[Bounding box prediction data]
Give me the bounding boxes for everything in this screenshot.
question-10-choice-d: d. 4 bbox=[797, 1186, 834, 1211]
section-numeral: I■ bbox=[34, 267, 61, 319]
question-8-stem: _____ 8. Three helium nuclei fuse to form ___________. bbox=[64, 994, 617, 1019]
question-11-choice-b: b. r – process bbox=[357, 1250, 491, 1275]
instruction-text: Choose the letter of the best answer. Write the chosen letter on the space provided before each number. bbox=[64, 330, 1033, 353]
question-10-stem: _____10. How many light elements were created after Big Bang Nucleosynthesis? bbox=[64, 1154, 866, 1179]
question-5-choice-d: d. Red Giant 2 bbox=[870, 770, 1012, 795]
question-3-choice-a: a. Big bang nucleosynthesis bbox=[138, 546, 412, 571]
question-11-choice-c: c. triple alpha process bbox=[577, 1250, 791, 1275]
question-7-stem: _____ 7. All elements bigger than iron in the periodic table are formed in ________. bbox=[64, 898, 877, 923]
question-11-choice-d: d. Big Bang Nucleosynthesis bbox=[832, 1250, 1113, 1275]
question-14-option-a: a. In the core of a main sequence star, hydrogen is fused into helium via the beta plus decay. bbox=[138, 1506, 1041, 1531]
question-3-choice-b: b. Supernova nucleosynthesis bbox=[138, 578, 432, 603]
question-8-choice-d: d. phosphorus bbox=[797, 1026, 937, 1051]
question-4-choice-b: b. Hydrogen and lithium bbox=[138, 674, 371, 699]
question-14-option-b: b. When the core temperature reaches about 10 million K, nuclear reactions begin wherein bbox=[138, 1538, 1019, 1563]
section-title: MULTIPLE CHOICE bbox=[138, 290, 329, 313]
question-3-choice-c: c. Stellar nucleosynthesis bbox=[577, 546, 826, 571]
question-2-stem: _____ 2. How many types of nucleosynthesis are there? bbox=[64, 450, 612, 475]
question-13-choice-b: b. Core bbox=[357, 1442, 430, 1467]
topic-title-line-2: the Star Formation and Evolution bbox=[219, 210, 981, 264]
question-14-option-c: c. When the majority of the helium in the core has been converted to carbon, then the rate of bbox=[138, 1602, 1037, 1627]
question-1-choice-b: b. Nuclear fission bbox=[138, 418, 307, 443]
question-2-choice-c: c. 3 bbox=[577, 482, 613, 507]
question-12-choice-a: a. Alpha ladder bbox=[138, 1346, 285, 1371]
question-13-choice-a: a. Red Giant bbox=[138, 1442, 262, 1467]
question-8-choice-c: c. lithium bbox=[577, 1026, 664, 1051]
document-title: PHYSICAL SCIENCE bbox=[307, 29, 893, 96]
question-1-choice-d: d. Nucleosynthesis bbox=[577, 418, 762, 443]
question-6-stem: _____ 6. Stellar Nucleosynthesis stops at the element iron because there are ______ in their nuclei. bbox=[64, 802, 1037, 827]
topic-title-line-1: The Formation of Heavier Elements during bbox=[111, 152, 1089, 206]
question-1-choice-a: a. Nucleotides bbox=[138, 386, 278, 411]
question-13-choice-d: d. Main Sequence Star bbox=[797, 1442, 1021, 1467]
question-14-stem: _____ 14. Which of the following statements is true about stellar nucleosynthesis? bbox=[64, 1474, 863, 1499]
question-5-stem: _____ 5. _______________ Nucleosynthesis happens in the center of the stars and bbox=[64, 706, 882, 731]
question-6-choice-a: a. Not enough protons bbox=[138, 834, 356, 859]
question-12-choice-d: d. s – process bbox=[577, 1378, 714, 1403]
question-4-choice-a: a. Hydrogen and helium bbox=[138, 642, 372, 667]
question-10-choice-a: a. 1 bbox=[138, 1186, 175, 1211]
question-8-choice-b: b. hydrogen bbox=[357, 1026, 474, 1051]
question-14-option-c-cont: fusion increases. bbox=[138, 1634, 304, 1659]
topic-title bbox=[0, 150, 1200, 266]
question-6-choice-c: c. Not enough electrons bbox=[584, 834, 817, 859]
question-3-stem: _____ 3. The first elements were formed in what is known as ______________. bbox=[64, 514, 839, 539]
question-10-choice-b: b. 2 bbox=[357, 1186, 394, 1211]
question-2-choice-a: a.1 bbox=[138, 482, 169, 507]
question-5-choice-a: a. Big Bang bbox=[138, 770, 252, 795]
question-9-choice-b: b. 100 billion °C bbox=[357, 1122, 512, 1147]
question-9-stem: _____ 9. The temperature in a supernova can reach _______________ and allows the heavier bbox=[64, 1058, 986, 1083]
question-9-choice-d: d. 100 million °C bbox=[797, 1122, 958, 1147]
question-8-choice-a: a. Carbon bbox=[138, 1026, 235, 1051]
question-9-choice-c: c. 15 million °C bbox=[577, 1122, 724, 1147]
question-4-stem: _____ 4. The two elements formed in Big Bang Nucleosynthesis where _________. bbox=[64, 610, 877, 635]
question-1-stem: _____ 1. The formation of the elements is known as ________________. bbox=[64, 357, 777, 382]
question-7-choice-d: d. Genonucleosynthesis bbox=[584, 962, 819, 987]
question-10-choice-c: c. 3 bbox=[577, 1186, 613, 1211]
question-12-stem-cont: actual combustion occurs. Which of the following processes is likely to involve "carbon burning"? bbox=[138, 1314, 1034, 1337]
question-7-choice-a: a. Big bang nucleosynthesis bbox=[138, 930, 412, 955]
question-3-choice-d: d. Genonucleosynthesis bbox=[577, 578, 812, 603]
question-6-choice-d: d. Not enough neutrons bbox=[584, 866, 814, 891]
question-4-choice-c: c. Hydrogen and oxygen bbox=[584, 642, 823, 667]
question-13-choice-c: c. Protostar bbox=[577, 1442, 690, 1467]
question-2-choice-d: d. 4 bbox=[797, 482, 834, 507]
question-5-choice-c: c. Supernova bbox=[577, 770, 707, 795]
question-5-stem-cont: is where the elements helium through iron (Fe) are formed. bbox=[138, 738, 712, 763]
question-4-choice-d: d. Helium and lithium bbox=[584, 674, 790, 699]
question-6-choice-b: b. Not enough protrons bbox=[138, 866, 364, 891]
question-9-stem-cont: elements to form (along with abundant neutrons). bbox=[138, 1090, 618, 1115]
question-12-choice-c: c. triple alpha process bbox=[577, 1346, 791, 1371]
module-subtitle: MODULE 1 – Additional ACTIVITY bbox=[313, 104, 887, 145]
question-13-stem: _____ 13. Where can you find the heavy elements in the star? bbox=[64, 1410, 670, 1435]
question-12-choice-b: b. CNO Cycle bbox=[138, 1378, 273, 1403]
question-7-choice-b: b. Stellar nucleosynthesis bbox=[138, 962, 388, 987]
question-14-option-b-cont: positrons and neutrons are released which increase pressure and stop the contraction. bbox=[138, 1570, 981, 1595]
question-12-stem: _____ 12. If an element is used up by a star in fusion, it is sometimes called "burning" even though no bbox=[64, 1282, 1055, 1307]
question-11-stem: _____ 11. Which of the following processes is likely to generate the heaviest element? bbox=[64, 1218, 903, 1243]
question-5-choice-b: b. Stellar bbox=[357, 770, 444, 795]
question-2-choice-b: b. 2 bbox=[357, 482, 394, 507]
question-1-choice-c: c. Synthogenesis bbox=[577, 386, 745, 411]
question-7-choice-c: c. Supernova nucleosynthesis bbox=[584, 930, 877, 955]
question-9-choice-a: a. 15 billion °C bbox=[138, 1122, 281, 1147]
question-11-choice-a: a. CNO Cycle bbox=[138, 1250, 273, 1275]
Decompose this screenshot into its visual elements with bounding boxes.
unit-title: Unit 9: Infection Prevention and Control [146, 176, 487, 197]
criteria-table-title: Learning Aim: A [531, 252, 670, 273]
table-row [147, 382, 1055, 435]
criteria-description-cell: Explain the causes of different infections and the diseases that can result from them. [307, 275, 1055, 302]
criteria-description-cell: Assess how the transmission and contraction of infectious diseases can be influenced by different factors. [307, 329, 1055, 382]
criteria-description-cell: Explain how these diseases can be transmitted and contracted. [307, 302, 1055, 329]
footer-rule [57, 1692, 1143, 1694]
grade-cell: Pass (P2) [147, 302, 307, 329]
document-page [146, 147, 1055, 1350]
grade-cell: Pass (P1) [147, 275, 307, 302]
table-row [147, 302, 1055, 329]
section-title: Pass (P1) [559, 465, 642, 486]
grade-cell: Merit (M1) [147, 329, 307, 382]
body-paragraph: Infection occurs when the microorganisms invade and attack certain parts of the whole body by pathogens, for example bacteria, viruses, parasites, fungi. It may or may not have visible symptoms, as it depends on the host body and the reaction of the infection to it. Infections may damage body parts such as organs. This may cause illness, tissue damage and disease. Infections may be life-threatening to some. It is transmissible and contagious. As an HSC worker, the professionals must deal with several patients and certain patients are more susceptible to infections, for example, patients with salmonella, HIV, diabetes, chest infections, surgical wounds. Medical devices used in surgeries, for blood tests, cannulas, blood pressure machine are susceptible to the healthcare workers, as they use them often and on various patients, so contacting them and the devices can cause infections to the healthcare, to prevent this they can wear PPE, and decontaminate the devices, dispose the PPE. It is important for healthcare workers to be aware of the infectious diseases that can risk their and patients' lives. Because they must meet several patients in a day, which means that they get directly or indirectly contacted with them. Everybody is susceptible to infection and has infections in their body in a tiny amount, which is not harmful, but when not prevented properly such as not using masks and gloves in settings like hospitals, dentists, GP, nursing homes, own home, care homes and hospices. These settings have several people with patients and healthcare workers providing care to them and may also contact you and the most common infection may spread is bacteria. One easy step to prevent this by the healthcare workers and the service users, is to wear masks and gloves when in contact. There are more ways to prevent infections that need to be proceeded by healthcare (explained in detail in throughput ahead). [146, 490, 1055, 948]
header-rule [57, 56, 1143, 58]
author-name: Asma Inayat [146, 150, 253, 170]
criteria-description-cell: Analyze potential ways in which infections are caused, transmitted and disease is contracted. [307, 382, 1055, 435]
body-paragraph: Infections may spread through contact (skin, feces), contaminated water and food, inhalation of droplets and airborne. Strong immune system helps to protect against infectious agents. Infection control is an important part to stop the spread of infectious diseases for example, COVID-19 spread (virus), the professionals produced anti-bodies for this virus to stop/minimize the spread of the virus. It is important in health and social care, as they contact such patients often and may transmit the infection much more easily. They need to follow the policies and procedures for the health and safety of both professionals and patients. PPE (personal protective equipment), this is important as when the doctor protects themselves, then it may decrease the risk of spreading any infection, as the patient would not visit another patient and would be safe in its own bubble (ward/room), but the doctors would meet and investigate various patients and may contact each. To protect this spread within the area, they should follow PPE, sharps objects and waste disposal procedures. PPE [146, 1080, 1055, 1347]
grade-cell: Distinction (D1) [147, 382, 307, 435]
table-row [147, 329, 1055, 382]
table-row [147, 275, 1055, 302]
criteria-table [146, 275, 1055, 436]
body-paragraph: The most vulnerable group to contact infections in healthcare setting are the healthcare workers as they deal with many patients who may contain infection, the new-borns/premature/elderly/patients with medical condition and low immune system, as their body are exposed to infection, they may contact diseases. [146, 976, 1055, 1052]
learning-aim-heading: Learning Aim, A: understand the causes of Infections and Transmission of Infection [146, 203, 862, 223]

YOUR INSTRUCTIONS: Report every line in the data that holds "enough", copying each one.

ANSWER TO THIS TASK:
question-6-choice-a: a. Not enough protons bbox=[138, 834, 356, 859]
question-6-choice-c: c. Not enough electrons bbox=[584, 834, 817, 859]
question-6-choice-d: d. Not enough neutrons bbox=[584, 866, 814, 891]
question-6-choice-b: b. Not enough protrons bbox=[138, 866, 364, 891]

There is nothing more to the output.